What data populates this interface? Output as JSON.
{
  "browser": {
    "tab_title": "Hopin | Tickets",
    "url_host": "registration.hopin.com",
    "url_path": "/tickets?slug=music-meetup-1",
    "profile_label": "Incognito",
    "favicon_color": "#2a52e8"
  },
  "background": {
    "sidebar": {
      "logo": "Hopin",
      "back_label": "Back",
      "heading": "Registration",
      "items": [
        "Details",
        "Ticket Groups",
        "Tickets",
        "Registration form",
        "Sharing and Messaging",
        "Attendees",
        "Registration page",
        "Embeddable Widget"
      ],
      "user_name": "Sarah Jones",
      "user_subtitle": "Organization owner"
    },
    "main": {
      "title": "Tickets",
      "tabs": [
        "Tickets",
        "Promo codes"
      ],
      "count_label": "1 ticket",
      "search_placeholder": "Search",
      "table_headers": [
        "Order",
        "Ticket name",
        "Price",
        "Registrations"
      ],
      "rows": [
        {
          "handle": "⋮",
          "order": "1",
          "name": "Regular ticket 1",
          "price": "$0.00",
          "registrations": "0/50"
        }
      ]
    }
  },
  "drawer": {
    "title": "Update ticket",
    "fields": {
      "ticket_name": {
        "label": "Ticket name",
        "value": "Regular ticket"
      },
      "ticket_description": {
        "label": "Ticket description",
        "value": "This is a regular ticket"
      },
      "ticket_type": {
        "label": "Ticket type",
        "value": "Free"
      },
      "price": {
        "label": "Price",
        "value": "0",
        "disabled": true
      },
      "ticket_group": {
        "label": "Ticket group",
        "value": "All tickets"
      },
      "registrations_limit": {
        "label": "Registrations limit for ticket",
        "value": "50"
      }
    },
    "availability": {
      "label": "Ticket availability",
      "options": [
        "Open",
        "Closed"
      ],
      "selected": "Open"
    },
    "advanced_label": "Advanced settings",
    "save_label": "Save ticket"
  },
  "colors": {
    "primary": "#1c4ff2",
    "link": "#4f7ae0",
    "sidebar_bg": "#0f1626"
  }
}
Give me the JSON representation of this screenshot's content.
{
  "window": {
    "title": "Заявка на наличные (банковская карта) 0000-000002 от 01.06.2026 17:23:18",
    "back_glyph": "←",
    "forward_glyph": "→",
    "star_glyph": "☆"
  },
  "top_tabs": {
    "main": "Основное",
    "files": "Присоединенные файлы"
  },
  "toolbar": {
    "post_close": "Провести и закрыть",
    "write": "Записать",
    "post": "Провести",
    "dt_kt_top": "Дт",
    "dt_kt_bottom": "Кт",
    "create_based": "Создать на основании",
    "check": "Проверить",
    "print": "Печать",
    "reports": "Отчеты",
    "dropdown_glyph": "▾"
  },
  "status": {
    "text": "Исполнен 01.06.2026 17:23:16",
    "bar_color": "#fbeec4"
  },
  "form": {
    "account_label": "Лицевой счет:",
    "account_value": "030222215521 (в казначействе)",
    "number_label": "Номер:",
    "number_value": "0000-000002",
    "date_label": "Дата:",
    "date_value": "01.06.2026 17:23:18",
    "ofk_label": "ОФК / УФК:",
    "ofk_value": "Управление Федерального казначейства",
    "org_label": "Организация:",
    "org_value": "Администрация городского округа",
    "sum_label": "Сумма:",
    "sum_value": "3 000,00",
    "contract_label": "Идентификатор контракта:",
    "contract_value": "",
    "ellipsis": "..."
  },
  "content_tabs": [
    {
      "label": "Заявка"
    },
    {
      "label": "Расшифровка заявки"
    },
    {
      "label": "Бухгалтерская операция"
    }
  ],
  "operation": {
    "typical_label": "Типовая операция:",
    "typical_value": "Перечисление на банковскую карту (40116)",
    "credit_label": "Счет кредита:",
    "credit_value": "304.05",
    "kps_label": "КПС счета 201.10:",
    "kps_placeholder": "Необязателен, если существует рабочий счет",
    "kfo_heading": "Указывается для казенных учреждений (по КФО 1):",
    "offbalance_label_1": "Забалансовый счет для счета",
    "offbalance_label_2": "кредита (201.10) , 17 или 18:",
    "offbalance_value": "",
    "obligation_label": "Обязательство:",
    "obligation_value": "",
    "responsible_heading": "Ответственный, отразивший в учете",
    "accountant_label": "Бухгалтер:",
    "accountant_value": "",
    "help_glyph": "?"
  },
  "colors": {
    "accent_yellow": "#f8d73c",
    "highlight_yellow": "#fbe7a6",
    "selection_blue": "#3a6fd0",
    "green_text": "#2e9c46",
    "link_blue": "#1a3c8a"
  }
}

*Instructions for the task*.
Output the whole listing above again, word for word.

*Task output*.
What data populates this interface? Output as JSON.
{
  "browser": {
    "tab_title": "Hopin | Tickets",
    "url_host": "registration.hopin.com",
    "url_path": "/tickets?slug=music-meetup-1",
    "profile_label": "Incognito",
    "favicon_color": "#2a52e8"
  },
  "background": {
    "sidebar": {
      "logo": "Hopin",
      "back_label": "Back",
      "heading": "Registration",
      "items": [
        "Details",
        "Ticket Groups",
        "Tickets",
        "Registration form",
        "Sharing and Messaging",
        "Attendees",
        "Registration page",
        "Embeddable Widget"
      ],
      "user_name": "Sarah Jones",
      "user_subtitle": "Organization owner"
    },
    "main": {
      "title": "Tickets",
      "tabs": [
        "Tickets",
        "Promo codes"
      ],
      "count_label": "1 ticket",
      "search_placeholder": "Search",
      "table_headers": [
        "Order",
        "Ticket name",
        "Price",
        "Registrations"
      ],
      "rows": [
        {
          "handle": "⋮",
          "order": "1",
          "name": "Regular ticket 1",
          "price": "$0.00",
          "registrations": "0/50"
        }
      ]
    }
  },
  "drawer": {
    "title": "Update ticket",
    "fields": {
      "ticket_name": {
        "label": "Ticket name",
        "value": "Regular ticket"
      },
      "ticket_description": {
        "label": "Ticket description",
        "value": "This is a regular ticket"
      },
      "ticket_type": {
        "label": "Ticket type",
        "value": "Free"
      },
      "price": {
        "label": "Price",
        "value": "0",
        "disabled": true
      },
      "ticket_group": {
        "label": "Ticket group",
        "value": "All tickets"
      },
      "registrations_limit": {
        "label": "Registrations limit for ticket",
        "value": "50"
      }
    },
    "availability": {
      "label": "Ticket availability",
      "options": [
        "Open",
        "Closed"
      ],
      "selected": "Open"
    },
    "advanced_label": "Advanced settings",
    "save_label": "Save ticket"
  },
  "colors": {
    "primary": "#1c4ff2",
    "link": "#4f7ae0",
    "sidebar_bg": "#0f1626"
  }
}
Give me the JSON representation of this screenshot's content.
{
  "window": {
    "title": "Заявка на наличные (банковская карта) 0000-000002 от 01.06.2026 17:23:18",
    "back_glyph": "←",
    "forward_glyph": "→",
    "star_glyph": "☆"
  },
  "top_tabs": {
    "main": "Основное",
    "files": "Присоединенные файлы"
  },
  "toolbar": {
    "post_close": "Провести и закрыть",
    "write": "Записать",
    "post": "Провести",
    "dt_kt_top": "Дт",
    "dt_kt_bottom": "Кт",
    "create_based": "Создать на основании",
    "check": "Проверить",
    "print": "Печать",
    "reports": "Отчеты",
    "dropdown_glyph": "▾"
  },
  "status": {
    "text": "Исполнен 01.06.2026 17:23:16",
    "bar_color": "#fbeec4"
  },
  "form": {
    "account_label": "Лицевой счет:",
    "account_value": "030222215521 (в казначействе)",
    "number_label": "Номер:",
    "number_value": "0000-000002",
    "date_label": "Дата:",
    "date_value": "01.06.2026 17:23:18",
    "ofk_label": "ОФК / УФК:",
    "ofk_value": "Управление Федерального казначейства",
    "org_label": "Организация:",
    "org_value": "Администрация городского округа",
    "sum_label": "Сумма:",
    "sum_value": "3 000,00",
    "contract_label": "Идентификатор контракта:",
    "contract_value": "",
    "ellipsis": "..."
  },
  "content_tabs": [
    {
      "label": "Заявка"
    },
    {
      "label": "Расшифровка заявки"
    },
    {
      "label": "Бухгалтерская операция"
    }
  ],
  "operation": {
    "typical_label": "Типовая операция:",
    "typical_value": "Перечисление на банковскую карту (40116)",
    "credit_label": "Счет кредита:",
    "credit_value": "304.05",
    "kps_label": "КПС счета 201.10:",
    "kps_placeholder": "Необязателен, если существует рабочий счет",
    "kfo_heading": "Указывается для казенных учреждений (по КФО 1):",
    "offbalance_label_1": "Забалансовый счет для счета",
    "offbalance_label_2": "кредита (201.10) , 17 или 18:",
    "offbalance_value": "",
    "obligation_label": "Обязательство:",
    "obligation_value": "",
    "responsible_heading": "Ответственный, отразивший в учете",
    "accountant_label": "Бухгалтер:",
    "accountant_value": "",
    "help_glyph": "?"
  },
  "colors": {
    "accent_yellow": "#f8d73c",
    "highlight_yellow": "#fbe7a6",
    "selection_blue": "#3a6fd0",
    "green_text": "#2e9c46",
    "link_blue": "#1a3c8a"
  }
}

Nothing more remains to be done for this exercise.